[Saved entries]
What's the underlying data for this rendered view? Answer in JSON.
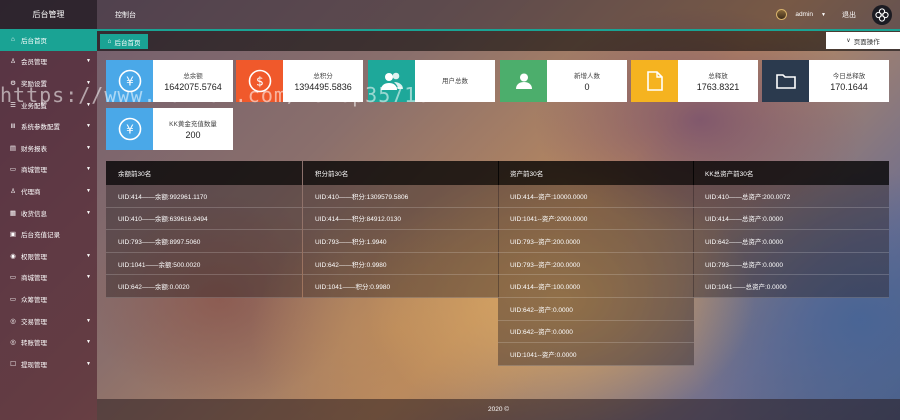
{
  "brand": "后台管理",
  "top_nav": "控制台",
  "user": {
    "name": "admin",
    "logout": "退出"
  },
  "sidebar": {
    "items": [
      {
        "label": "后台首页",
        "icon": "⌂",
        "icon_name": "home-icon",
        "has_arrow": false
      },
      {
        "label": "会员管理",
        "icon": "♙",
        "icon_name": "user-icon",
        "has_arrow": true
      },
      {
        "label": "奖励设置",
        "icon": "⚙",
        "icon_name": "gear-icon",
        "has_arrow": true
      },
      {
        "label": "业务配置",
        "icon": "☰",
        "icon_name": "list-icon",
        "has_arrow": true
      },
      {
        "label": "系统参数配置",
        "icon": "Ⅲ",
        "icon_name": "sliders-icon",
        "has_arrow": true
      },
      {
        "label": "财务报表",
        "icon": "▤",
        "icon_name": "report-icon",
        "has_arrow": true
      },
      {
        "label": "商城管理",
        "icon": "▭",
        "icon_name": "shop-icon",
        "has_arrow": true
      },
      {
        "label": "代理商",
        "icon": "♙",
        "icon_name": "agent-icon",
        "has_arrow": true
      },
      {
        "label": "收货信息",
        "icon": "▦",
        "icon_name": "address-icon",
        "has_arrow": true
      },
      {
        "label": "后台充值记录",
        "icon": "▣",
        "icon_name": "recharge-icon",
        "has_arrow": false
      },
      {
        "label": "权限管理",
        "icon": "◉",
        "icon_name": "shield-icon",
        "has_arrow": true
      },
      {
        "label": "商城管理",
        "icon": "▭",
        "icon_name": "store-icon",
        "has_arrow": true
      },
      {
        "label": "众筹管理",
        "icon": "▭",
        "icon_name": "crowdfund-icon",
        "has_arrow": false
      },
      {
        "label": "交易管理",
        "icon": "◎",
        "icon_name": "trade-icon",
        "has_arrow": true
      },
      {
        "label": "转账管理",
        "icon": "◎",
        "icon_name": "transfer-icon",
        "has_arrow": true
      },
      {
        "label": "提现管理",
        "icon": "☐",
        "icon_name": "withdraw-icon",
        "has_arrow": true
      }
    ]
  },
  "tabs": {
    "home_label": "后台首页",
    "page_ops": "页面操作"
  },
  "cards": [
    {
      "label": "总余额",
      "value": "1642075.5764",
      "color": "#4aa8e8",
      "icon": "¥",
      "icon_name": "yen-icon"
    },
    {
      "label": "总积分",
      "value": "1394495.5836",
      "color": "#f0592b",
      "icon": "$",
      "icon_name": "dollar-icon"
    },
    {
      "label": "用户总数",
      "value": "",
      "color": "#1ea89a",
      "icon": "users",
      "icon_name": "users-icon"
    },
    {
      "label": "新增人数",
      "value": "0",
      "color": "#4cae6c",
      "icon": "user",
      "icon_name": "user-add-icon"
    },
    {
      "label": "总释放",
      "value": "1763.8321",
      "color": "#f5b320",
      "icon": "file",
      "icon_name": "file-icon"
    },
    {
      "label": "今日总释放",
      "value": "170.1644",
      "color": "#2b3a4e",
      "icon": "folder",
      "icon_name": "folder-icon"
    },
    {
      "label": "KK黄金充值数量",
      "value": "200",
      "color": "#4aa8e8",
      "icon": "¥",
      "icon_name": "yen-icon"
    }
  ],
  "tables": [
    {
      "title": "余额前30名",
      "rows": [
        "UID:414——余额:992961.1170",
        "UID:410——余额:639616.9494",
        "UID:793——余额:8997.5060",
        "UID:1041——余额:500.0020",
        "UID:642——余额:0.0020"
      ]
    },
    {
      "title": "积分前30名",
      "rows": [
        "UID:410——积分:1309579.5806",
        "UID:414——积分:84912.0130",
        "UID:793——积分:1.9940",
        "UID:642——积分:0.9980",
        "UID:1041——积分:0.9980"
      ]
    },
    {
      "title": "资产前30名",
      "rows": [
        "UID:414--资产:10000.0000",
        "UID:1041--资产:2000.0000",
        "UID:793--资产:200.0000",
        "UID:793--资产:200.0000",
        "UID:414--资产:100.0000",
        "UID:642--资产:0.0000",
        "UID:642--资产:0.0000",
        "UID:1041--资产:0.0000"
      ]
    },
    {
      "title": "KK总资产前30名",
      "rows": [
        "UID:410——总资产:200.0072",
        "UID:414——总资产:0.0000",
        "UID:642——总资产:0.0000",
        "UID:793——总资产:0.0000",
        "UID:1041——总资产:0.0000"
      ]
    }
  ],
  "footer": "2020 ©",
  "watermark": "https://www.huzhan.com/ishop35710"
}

**TASK**
Reproduce the material in full, word for word, and omit the pictures.

**SOLUTION TO THE PROBLEM**
What's the underlying data for this rendered view? Answer in JSON.
{
  "brand": "后台管理",
  "top_nav": "控制台",
  "user": {
    "name": "admin",
    "logout": "退出"
  },
  "sidebar": {
    "items": [
      {
        "label": "后台首页",
        "icon": "⌂",
        "icon_name": "home-icon",
        "has_arrow": false
      },
      {
        "label": "会员管理",
        "icon": "♙",
        "icon_name": "user-icon",
        "has_arrow": true
      },
      {
        "label": "奖励设置",
        "icon": "⚙",
        "icon_name": "gear-icon",
        "has_arrow": true
      },
      {
        "label": "业务配置",
        "icon": "☰",
        "icon_name": "list-icon",
        "has_arrow": true
      },
      {
        "label": "系统参数配置",
        "icon": "Ⅲ",
        "icon_name": "sliders-icon",
        "has_arrow": true
      },
      {
        "label": "财务报表",
        "icon": "▤",
        "icon_name": "report-icon",
        "has_arrow": true
      },
      {
        "label": "商城管理",
        "icon": "▭",
        "icon_name": "shop-icon",
        "has_arrow": true
      },
      {
        "label": "代理商",
        "icon": "♙",
        "icon_name": "agent-icon",
        "has_arrow": true
      },
      {
        "label": "收货信息",
        "icon": "▦",
        "icon_name": "address-icon",
        "has_arrow": true
      },
      {
        "label": "后台充值记录",
        "icon": "▣",
        "icon_name": "recharge-icon",
        "has_arrow": false
      },
      {
        "label": "权限管理",
        "icon": "◉",
        "icon_name": "shield-icon",
        "has_arrow": true
      },
      {
        "label": "商城管理",
        "icon": "▭",
        "icon_name": "store-icon",
        "has_arrow": true
      },
      {
        "label": "众筹管理",
        "icon": "▭",
        "icon_name": "crowdfund-icon",
        "has_arrow": false
      },
      {
        "label": "交易管理",
        "icon": "◎",
        "icon_name": "trade-icon",
        "has_arrow": true
      },
      {
        "label": "转账管理",
        "icon": "◎",
        "icon_name": "transfer-icon",
        "has_arrow": true
      },
      {
        "label": "提现管理",
        "icon": "☐",
        "icon_name": "withdraw-icon",
        "has_arrow": true
      }
    ]
  },
  "tabs": {
    "home_label": "后台首页",
    "page_ops": "页面操作"
  },
  "cards": [
    {
      "label": "总余额",
      "value": "1642075.5764",
      "color": "#4aa8e8",
      "icon": "¥",
      "icon_name": "yen-icon"
    },
    {
      "label": "总积分",
      "value": "1394495.5836",
      "color": "#f0592b",
      "icon": "$",
      "icon_name": "dollar-icon"
    },
    {
      "label": "用户总数",
      "value": "",
      "color": "#1ea89a",
      "icon": "users",
      "icon_name": "users-icon"
    },
    {
      "label": "新增人数",
      "value": "0",
      "color": "#4cae6c",
      "icon": "user",
      "icon_name": "user-add-icon"
    },
    {
      "label": "总释放",
      "value": "1763.8321",
      "color": "#f5b320",
      "icon": "file",
      "icon_name": "file-icon"
    },
    {
      "label": "今日总释放",
      "value": "170.1644",
      "color": "#2b3a4e",
      "icon": "folder",
      "icon_name": "folder-icon"
    },
    {
      "label": "KK黄金充值数量",
      "value": "200",
      "color": "#4aa8e8",
      "icon": "¥",
      "icon_name": "yen-icon"
    }
  ],
  "tables": [
    {
      "title": "余额前30名",
      "rows": [
        "UID:414——余额:992961.1170",
        "UID:410——余额:639616.9494",
        "UID:793——余额:8997.5060",
        "UID:1041——余额:500.0020",
        "UID:642——余额:0.0020"
      ]
    },
    {
      "title": "积分前30名",
      "rows": [
        "UID:410——积分:1309579.5806",
        "UID:414——积分:84912.0130",
        "UID:793——积分:1.9940",
        "UID:642——积分:0.9980",
        "UID:1041——积分:0.9980"
      ]
    },
    {
      "title": "资产前30名",
      "rows": [
        "UID:414--资产:10000.0000",
        "UID:1041--资产:2000.0000",
        "UID:793--资产:200.0000",
        "UID:793--资产:200.0000",
        "UID:414--资产:100.0000",
        "UID:642--资产:0.0000",
        "UID:642--资产:0.0000",
        "UID:1041--资产:0.0000"
      ]
    },
    {
      "title": "KK总资产前30名",
      "rows": [
        "UID:410——总资产:200.0072",
        "UID:414——总资产:0.0000",
        "UID:642——总资产:0.0000",
        "UID:793——总资产:0.0000",
        "UID:1041——总资产:0.0000"
      ]
    }
  ],
  "footer": "2020 ©",
  "watermark": "https://www.huzhan.com/ishop35710"
}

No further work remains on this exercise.